» Requirements:
Drop every picture and give the entries back exactly.

» Data rows:
= = = = =

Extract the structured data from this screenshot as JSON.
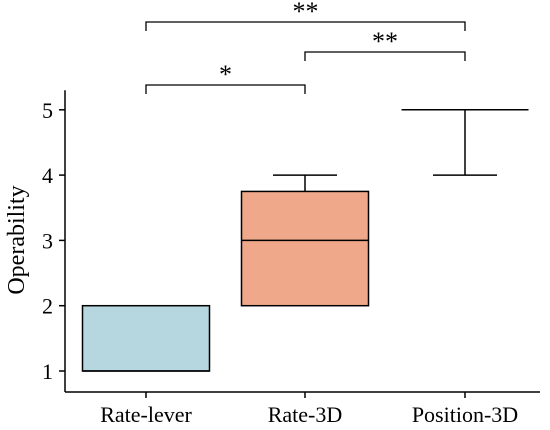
{
  "chart_data": {
    "type": "box",
    "title": "",
    "xlabel": "",
    "ylabel": "Operability",
    "ylim": [
      0.8,
      5.3
    ],
    "yticks": [
      1,
      2,
      3,
      4,
      5
    ],
    "grid": false,
    "categories": [
      "Rate-lever",
      "Rate-3D",
      "Position-3D"
    ],
    "boxes": [
      {
        "category": "Rate-lever",
        "min": 1,
        "q1": 1,
        "median": 1,
        "q3": 2,
        "max": 2,
        "color": "#b6d6e0"
      },
      {
        "category": "Rate-3D",
        "min": 2,
        "q1": 2,
        "median": 3,
        "q3": 3.75,
        "max": 4,
        "color": "#efa88a"
      },
      {
        "category": "Position-3D",
        "min": 4,
        "q1": 5,
        "median": 5,
        "q3": 5,
        "max": 5,
        "color": "#ffffff"
      }
    ],
    "significance": [
      {
        "from": "Rate-lever",
        "to": "Rate-3D",
        "label": "*"
      },
      {
        "from": "Rate-3D",
        "to": "Position-3D",
        "label": "**"
      },
      {
        "from": "Rate-lever",
        "to": "Position-3D",
        "label": "**"
      }
    ]
  }
}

= = = = =

» The solution:
Extract the structured data from this screenshot as JSON.
{
  "chart_data": {
    "type": "box",
    "title": "",
    "xlabel": "",
    "ylabel": "Operability",
    "ylim": [
      0.8,
      5.3
    ],
    "yticks": [
      1,
      2,
      3,
      4,
      5
    ],
    "grid": false,
    "categories": [
      "Rate-lever",
      "Rate-3D",
      "Position-3D"
    ],
    "boxes": [
      {
        "category": "Rate-lever",
        "min": 1,
        "q1": 1,
        "median": 1,
        "q3": 2,
        "max": 2,
        "color": "#b6d6e0"
      },
      {
        "category": "Rate-3D",
        "min": 2,
        "q1": 2,
        "median": 3,
        "q3": 3.75,
        "max": 4,
        "color": "#efa88a"
      },
      {
        "category": "Position-3D",
        "min": 4,
        "q1": 5,
        "median": 5,
        "q3": 5,
        "max": 5,
        "color": "#ffffff"
      }
    ],
    "significance": [
      {
        "from": "Rate-lever",
        "to": "Rate-3D",
        "label": "*"
      },
      {
        "from": "Rate-3D",
        "to": "Position-3D",
        "label": "**"
      },
      {
        "from": "Rate-lever",
        "to": "Position-3D",
        "label": "**"
      }
    ]
  }
}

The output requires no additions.